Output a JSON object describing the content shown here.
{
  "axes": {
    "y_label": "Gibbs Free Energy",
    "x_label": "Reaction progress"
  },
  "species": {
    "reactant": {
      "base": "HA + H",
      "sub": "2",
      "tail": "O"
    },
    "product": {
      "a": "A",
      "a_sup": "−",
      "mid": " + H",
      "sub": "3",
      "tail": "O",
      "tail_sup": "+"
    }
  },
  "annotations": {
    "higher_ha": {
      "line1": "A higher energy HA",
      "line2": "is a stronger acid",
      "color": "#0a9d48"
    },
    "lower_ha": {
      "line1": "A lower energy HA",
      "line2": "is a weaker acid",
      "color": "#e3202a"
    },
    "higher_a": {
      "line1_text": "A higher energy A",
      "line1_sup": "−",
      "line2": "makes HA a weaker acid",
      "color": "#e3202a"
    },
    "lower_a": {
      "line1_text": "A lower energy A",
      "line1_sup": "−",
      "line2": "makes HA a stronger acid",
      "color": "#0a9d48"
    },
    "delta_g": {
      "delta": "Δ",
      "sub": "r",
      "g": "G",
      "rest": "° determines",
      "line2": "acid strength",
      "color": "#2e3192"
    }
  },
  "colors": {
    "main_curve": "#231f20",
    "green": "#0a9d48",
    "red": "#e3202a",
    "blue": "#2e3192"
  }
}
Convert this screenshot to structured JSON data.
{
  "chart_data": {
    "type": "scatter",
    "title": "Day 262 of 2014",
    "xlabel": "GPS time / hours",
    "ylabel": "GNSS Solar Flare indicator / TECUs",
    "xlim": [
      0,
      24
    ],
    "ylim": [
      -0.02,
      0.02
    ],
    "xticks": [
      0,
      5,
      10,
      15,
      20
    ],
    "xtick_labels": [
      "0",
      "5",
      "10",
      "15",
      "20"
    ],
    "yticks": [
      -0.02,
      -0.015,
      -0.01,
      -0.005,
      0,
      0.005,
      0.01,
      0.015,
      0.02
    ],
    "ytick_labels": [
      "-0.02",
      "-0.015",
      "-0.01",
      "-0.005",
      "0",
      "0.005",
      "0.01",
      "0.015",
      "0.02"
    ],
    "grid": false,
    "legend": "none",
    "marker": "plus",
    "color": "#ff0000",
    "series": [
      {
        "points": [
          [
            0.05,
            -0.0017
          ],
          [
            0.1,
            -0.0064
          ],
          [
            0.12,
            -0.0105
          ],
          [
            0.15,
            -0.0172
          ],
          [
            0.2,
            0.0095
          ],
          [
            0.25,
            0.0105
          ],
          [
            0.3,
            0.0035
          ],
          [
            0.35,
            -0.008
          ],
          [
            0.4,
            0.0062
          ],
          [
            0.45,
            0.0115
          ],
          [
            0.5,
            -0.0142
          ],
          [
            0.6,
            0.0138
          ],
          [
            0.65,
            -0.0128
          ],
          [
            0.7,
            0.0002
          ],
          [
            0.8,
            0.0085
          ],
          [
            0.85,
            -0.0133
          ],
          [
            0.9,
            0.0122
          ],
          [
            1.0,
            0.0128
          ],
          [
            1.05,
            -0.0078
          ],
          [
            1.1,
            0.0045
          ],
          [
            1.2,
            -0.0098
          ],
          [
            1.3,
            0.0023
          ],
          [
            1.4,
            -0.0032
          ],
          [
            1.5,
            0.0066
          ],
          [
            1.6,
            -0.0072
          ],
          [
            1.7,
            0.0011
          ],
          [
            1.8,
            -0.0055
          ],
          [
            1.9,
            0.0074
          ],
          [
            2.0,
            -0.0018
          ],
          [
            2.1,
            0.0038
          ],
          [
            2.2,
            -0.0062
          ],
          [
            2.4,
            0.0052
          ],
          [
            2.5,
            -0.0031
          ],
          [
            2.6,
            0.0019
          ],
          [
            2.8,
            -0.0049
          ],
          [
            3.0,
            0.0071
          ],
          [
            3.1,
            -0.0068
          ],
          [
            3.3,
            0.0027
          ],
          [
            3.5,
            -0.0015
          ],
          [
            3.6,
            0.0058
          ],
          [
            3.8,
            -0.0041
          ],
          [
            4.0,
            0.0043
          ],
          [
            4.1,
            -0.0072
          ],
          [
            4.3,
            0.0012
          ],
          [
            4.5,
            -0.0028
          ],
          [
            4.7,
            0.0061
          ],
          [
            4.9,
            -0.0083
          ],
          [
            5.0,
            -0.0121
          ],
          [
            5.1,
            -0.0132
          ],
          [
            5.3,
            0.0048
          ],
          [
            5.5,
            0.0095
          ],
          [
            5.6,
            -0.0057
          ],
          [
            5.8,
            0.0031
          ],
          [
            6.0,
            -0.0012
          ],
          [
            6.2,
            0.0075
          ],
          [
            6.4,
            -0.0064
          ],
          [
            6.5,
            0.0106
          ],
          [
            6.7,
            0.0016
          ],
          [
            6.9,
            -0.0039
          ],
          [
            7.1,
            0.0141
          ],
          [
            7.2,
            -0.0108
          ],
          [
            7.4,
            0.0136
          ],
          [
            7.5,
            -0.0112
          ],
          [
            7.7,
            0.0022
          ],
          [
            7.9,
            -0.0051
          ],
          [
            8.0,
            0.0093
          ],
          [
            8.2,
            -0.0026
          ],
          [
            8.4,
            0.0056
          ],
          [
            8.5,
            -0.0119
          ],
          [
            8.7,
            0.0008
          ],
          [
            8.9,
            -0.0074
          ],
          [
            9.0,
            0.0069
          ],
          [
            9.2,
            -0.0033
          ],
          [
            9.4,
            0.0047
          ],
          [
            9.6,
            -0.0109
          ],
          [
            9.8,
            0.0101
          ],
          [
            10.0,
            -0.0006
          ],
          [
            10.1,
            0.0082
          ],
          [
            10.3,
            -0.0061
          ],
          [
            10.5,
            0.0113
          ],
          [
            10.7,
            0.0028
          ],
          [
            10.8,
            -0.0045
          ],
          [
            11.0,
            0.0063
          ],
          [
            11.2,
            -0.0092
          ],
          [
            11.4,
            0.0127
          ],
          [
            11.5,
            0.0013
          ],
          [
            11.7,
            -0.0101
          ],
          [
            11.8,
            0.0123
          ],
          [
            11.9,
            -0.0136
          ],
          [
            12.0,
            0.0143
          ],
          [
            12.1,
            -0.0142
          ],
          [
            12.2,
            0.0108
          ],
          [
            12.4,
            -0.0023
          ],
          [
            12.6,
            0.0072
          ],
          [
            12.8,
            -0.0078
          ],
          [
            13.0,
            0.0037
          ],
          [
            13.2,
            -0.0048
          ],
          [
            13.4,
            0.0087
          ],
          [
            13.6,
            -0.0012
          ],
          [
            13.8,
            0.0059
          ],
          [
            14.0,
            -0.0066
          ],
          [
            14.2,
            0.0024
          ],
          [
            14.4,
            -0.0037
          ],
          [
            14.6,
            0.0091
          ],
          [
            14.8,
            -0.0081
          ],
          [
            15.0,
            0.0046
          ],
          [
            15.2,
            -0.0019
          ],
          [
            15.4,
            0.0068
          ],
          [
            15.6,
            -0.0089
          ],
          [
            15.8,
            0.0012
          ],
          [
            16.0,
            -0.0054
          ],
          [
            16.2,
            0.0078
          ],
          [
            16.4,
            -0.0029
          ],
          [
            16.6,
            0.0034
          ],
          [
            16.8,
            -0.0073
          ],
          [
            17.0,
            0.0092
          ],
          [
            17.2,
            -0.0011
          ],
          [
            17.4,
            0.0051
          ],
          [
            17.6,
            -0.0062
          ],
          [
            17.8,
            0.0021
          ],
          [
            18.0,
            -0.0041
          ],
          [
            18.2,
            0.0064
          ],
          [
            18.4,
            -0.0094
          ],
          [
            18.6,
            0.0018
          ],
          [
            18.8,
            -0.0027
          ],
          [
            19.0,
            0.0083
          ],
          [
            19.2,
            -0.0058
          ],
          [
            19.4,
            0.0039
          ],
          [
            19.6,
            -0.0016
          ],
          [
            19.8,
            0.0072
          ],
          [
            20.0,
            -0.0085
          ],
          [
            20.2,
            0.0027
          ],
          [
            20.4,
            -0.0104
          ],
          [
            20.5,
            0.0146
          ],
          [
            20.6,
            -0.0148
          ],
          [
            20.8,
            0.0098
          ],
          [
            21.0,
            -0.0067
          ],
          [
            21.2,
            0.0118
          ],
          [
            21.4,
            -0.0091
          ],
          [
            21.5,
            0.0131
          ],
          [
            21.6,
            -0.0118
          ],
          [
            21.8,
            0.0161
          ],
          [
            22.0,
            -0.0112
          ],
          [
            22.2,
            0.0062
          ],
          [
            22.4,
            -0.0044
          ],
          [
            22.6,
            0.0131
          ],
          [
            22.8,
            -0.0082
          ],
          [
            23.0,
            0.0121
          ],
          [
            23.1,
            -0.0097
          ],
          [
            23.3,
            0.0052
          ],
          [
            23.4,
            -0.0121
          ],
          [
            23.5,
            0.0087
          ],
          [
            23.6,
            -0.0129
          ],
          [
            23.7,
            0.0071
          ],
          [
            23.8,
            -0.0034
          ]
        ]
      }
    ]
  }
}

* * * * * * * * *

Direction:
Extract all lines from the data in which "JSON" is found.

Result of the task:
Output a JSON object describing the content shown here.
Convert this screenshot to structured JSON data.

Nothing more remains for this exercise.